Locate every line in the records below that holds the word "foie" and return each one.

--- start ---

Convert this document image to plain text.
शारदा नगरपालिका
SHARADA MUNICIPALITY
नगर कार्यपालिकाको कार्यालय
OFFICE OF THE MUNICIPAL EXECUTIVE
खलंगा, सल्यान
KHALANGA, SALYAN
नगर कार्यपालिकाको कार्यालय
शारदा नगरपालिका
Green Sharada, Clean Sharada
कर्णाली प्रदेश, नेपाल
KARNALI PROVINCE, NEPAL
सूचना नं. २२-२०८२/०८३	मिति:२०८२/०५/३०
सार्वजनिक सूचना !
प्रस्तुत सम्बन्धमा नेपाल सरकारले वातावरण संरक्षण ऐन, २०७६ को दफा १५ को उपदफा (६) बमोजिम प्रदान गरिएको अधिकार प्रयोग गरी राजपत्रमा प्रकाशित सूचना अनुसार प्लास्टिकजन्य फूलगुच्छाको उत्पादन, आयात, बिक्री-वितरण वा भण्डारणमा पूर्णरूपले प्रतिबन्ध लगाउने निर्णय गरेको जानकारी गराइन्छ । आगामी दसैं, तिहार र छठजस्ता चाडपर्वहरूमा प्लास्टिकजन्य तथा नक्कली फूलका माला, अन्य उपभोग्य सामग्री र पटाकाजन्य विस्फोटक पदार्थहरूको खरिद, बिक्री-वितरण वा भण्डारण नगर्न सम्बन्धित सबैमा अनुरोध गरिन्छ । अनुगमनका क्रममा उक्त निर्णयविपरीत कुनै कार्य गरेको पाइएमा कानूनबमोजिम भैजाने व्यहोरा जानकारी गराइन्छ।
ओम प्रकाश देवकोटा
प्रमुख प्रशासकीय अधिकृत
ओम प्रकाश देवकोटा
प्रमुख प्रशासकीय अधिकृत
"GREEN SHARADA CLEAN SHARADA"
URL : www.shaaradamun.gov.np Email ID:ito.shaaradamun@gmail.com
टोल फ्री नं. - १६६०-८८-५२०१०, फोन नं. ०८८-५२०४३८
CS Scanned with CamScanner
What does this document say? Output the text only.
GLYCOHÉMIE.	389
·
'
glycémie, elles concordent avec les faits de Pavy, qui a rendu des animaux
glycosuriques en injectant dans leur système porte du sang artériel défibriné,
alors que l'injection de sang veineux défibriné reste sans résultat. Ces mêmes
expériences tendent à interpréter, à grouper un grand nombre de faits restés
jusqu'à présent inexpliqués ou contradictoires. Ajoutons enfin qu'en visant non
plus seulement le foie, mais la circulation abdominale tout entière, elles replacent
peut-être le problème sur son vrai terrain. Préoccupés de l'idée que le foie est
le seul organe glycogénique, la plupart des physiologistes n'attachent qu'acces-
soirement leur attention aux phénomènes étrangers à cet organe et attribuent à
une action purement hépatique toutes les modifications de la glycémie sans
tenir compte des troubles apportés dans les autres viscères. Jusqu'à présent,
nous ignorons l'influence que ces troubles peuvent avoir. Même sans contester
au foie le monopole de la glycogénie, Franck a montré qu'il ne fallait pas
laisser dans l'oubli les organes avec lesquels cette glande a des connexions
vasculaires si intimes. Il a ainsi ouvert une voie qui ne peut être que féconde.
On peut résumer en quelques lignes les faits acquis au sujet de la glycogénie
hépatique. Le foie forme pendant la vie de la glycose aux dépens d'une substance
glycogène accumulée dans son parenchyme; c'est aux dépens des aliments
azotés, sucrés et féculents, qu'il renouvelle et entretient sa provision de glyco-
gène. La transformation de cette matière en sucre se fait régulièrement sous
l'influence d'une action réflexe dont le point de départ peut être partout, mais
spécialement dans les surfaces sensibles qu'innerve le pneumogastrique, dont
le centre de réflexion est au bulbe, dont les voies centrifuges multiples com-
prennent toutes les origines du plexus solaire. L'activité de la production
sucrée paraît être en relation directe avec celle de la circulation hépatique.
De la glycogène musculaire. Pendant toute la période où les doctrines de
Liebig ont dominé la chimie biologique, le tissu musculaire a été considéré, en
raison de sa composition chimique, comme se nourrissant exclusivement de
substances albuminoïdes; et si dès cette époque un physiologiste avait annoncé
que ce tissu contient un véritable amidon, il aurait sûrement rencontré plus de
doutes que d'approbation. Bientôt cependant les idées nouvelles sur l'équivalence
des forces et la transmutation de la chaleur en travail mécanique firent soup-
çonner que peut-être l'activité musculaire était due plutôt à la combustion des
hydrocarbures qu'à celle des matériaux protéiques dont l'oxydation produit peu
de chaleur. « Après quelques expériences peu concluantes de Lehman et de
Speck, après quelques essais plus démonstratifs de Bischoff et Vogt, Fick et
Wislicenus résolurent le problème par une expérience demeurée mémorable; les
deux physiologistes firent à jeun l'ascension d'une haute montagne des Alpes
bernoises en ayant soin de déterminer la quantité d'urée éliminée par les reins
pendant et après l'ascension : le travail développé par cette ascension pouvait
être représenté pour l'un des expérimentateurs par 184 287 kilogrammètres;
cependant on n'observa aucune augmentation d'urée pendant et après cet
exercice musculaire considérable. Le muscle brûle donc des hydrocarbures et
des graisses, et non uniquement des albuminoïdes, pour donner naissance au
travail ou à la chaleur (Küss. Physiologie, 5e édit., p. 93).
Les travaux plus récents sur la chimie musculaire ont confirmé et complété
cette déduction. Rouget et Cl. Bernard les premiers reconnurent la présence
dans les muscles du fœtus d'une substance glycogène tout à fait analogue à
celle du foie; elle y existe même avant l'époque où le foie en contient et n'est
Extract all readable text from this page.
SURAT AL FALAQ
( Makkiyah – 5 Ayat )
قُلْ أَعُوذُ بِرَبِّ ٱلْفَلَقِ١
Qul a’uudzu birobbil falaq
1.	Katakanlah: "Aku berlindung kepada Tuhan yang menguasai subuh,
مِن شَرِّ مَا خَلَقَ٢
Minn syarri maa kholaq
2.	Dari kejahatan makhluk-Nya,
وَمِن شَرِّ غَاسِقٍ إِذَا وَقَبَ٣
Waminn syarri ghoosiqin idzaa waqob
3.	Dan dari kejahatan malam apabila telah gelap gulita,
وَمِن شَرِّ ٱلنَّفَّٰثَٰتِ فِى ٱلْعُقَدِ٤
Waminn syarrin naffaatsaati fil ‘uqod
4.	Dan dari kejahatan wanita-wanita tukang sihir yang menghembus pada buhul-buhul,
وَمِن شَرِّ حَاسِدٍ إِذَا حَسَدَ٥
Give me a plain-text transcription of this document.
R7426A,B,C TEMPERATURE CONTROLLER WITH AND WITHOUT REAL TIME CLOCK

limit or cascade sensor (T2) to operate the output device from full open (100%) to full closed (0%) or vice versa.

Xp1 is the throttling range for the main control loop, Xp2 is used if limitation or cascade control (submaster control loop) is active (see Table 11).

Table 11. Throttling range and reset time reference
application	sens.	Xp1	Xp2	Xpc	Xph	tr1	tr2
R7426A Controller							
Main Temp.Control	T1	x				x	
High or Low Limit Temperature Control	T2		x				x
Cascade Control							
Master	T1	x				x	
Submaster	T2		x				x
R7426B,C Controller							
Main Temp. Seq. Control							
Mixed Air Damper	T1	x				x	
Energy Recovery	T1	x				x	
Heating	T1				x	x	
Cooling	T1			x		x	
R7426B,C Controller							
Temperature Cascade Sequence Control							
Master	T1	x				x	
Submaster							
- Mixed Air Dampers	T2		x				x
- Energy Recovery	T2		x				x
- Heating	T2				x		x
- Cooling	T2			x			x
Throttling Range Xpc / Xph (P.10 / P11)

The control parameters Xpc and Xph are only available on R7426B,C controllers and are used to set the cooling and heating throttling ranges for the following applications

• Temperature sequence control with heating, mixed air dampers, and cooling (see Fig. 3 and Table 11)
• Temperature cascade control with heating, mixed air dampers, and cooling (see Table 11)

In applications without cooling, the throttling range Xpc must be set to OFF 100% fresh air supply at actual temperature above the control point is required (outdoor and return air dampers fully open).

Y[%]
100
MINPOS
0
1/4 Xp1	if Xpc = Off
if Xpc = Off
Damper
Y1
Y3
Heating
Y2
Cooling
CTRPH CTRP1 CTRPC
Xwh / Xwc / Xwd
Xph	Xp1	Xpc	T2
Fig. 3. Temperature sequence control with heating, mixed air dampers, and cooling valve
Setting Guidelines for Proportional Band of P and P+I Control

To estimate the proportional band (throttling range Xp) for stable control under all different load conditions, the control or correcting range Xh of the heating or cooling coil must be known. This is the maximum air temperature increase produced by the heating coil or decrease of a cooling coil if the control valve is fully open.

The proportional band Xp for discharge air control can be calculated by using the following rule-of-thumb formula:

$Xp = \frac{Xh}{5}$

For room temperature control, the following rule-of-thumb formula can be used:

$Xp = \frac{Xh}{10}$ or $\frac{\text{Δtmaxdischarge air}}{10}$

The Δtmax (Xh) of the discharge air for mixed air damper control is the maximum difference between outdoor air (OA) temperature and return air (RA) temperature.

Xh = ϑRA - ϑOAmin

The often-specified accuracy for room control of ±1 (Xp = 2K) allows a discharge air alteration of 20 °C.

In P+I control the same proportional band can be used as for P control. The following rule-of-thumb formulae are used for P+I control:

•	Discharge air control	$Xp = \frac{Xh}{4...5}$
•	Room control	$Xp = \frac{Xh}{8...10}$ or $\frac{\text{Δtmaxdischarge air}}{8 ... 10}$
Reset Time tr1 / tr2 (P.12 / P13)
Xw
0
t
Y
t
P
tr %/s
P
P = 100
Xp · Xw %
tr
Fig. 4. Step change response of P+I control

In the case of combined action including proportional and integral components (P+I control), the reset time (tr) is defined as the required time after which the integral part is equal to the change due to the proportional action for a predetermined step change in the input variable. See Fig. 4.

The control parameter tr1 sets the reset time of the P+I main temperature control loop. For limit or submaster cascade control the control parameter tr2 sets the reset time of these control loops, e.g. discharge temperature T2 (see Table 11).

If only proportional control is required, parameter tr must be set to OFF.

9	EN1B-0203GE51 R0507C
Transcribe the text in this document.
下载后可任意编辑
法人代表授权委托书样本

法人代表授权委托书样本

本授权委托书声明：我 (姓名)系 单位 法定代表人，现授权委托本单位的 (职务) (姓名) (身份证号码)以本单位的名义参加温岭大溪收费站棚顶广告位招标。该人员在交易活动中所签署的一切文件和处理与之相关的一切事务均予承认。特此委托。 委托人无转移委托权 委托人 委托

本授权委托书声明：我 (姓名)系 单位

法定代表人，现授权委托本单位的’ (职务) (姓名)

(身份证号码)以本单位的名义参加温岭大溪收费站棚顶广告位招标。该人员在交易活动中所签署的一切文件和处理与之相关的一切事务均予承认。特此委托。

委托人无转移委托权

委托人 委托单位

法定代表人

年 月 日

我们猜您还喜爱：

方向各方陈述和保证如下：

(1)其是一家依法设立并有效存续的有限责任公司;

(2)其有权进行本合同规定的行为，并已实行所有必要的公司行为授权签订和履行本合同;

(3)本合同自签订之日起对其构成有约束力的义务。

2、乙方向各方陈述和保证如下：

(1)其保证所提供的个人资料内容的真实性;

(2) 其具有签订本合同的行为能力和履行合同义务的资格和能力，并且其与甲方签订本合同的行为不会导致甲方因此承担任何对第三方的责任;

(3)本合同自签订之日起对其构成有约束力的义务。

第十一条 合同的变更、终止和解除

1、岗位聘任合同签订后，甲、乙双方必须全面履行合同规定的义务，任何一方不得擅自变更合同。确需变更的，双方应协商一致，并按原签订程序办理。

--- end ---

__Solution for this task__:
plus seulement le foie, mais la circulation abdominale tout entière, elles replacent
peut-être le problème sur son vrai terrain. Préoccupés de l'idée que le foie est
au foie le monopole de la glycogénie, Franck a montré qu'il ne fallait pas
hépatique. Le foie forme pendant la vie de la glycose aux dépens d'une substance
celle du foie; elle y existe même avant l'époque où le foie en contient et n'est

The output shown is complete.